• **THE REQUEST**:
Quote the full listing word for word.

• **Figure data in JSON**:
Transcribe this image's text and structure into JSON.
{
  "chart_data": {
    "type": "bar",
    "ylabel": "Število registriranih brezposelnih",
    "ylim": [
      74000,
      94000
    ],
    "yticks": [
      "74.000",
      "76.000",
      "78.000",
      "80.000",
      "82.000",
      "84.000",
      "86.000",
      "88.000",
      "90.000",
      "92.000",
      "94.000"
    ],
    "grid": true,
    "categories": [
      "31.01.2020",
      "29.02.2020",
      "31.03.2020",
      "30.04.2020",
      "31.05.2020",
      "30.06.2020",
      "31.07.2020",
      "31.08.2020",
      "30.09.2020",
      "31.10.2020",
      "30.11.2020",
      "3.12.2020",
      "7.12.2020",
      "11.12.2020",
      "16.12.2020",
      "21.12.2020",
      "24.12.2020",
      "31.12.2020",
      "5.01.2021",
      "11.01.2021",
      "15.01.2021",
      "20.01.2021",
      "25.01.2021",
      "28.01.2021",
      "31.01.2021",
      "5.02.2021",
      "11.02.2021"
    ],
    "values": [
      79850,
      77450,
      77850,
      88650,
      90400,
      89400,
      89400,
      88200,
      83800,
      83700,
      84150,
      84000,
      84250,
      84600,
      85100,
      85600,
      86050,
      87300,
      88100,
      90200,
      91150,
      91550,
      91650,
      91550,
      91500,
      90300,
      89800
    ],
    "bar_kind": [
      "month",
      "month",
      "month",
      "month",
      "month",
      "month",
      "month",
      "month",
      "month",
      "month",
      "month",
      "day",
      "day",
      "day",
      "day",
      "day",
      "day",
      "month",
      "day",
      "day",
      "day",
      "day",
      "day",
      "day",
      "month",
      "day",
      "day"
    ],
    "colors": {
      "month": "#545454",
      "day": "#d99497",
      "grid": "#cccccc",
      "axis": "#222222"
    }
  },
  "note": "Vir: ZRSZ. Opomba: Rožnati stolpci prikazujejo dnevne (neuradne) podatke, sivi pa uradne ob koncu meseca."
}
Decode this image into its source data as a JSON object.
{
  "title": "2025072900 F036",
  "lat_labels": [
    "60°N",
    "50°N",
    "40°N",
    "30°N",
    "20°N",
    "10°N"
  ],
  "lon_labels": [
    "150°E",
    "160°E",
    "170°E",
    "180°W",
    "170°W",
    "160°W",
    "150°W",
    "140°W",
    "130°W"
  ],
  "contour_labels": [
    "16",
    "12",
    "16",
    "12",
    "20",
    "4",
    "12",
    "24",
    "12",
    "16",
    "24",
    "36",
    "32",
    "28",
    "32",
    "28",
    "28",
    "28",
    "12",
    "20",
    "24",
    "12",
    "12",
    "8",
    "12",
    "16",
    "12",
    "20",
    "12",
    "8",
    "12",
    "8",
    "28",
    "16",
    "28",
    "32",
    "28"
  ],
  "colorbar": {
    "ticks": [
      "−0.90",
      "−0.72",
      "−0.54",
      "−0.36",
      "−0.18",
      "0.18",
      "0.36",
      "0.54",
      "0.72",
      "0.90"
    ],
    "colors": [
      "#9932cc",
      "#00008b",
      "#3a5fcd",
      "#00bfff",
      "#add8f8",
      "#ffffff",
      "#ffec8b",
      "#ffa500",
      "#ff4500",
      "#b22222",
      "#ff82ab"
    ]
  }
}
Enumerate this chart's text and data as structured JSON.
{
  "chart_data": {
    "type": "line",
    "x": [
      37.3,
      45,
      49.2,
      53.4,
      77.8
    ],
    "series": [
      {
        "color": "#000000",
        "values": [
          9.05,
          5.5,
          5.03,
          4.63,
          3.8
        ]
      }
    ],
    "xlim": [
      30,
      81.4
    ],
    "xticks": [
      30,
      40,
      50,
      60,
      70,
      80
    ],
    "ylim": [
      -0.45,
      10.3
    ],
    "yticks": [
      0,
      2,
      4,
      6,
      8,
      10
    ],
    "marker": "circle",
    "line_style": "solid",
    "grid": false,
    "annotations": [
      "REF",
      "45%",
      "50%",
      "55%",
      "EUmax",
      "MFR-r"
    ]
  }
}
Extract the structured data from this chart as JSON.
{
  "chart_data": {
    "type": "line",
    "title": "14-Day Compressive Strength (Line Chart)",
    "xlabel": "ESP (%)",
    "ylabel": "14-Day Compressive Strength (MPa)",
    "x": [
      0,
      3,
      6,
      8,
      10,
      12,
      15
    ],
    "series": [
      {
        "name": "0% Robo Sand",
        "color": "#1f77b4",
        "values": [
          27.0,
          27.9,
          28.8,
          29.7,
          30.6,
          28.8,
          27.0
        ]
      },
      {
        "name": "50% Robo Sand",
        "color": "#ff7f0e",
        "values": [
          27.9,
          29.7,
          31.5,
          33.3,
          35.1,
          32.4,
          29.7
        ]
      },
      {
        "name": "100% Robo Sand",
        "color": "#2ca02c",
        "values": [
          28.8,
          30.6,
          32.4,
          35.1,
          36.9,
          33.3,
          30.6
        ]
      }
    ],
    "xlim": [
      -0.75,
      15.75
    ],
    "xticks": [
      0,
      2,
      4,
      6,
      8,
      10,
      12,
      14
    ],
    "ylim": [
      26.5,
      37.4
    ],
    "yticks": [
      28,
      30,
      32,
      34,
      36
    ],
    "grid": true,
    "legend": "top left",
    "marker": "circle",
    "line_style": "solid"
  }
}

• **SOLUTION TO THIS PROBLEM**:
Transcribe this image's text and structure into JSON.
{
  "chart_data": {
    "type": "bar",
    "ylabel": "Število registriranih brezposelnih",
    "ylim": [
      74000,
      94000
    ],
    "yticks": [
      "74.000",
      "76.000",
      "78.000",
      "80.000",
      "82.000",
      "84.000",
      "86.000",
      "88.000",
      "90.000",
      "92.000",
      "94.000"
    ],
    "grid": true,
    "categories": [
      "31.01.2020",
      "29.02.2020",
      "31.03.2020",
      "30.04.2020",
      "31.05.2020",
      "30.06.2020",
      "31.07.2020",
      "31.08.2020",
      "30.09.2020",
      "31.10.2020",
      "30.11.2020",
      "3.12.2020",
      "7.12.2020",
      "11.12.2020",
      "16.12.2020",
      "21.12.2020",
      "24.12.2020",
      "31.12.2020",
      "5.01.2021",
      "11.01.2021",
      "15.01.2021",
      "20.01.2021",
      "25.01.2021",
      "28.01.2021",
      "31.01.2021",
      "5.02.2021",
      "11.02.2021"
    ],
    "values": [
      79850,
      77450,
      77850,
      88650,
      90400,
      89400,
      89400,
      88200,
      83800,
      83700,
      84150,
      84000,
      84250,
      84600,
      85100,
      85600,
      86050,
      87300,
      88100,
      90200,
      91150,
      91550,
      91650,
      91550,
      91500,
      90300,
      89800
    ],
    "bar_kind": [
      "month",
      "month",
      "month",
      "month",
      "month",
      "month",
      "month",
      "month",
      "month",
      "month",
      "month",
      "day",
      "day",
      "day",
      "day",
      "day",
      "day",
      "month",
      "day",
      "day",
      "day",
      "day",
      "day",
      "day",
      "month",
      "day",
      "day"
    ],
    "colors": {
      "month": "#545454",
      "day": "#d99497",
      "grid": "#cccccc",
      "axis": "#222222"
    }
  },
  "note": "Vir: ZRSZ. Opomba: Rožnati stolpci prikazujejo dnevne (neuradne) podatke, sivi pa uradne ob koncu meseca."
}
Decode this image into its source data as a JSON object.
{
  "title": "2025072900 F036",
  "lat_labels": [
    "60°N",
    "50°N",
    "40°N",
    "30°N",
    "20°N",
    "10°N"
  ],
  "lon_labels": [
    "150°E",
    "160°E",
    "170°E",
    "180°W",
    "170°W",
    "160°W",
    "150°W",
    "140°W",
    "130°W"
  ],
  "contour_labels": [
    "16",
    "12",
    "16",
    "12",
    "20",
    "4",
    "12",
    "24",
    "12",
    "16",
    "24",
    "36",
    "32",
    "28",
    "32",
    "28",
    "28",
    "28",
    "12",
    "20",
    "24",
    "12",
    "12",
    "8",
    "12",
    "16",
    "12",
    "20",
    "12",
    "8",
    "12",
    "8",
    "28",
    "16",
    "28",
    "32",
    "28"
  ],
  "colorbar": {
    "ticks": [
      "−0.90",
      "−0.72",
      "−0.54",
      "−0.36",
      "−0.18",
      "0.18",
      "0.36",
      "0.54",
      "0.72",
      "0.90"
    ],
    "colors": [
      "#9932cc",
      "#00008b",
      "#3a5fcd",
      "#00bfff",
      "#add8f8",
      "#ffffff",
      "#ffec8b",
      "#ffa500",
      "#ff4500",
      "#b22222",
      "#ff82ab"
    ]
  }
}
Enumerate this chart's text and data as structured JSON.
{
  "chart_data": {
    "type": "line",
    "x": [
      37.3,
      45,
      49.2,
      53.4,
      77.8
    ],
    "series": [
      {
        "color": "#000000",
        "values": [
          9.05,
          5.5,
          5.03,
          4.63,
          3.8
        ]
      }
    ],
    "xlim": [
      30,
      81.4
    ],
    "xticks": [
      30,
      40,
      50,
      60,
      70,
      80
    ],
    "ylim": [
      -0.45,
      10.3
    ],
    "yticks": [
      0,
      2,
      4,
      6,
      8,
      10
    ],
    "marker": "circle",
    "line_style": "solid",
    "grid": false,
    "annotations": [
      "REF",
      "45%",
      "50%",
      "55%",
      "EUmax",
      "MFR-r"
    ]
  }
}
Extract the structured data from this chart as JSON.
{
  "chart_data": {
    "type": "line",
    "title": "14-Day Compressive Strength (Line Chart)",
    "xlabel": "ESP (%)",
    "ylabel": "14-Day Compressive Strength (MPa)",
    "x": [
      0,
      3,
      6,
      8,
      10,
      12,
      15
    ],
    "series": [
      {
        "name": "0% Robo Sand",
        "color": "#1f77b4",
        "values": [
          27.0,
          27.9,
          28.8,
          29.7,
          30.6,
          28.8,
          27.0
        ]
      },
      {
        "name": "50% Robo Sand",
        "color": "#ff7f0e",
        "values": [
          27.9,
          29.7,
          31.5,
          33.3,
          35.1,
          32.4,
          29.7
        ]
      },
      {
        "name": "100% Robo Sand",
        "color": "#2ca02c",
        "values": [
          28.8,
          30.6,
          32.4,
          35.1,
          36.9,
          33.3,
          30.6
        ]
      }
    ],
    "xlim": [
      -0.75,
      15.75
    ],
    "xticks": [
      0,
      2,
      4,
      6,
      8,
      10,
      12,
      14
    ],
    "ylim": [
      26.5,
      37.4
    ],
    "yticks": [
      28,
      30,
      32,
      34,
      36
    ],
    "grid": true,
    "legend": "top left",
    "marker": "circle",
    "line_style": "solid"
  }
}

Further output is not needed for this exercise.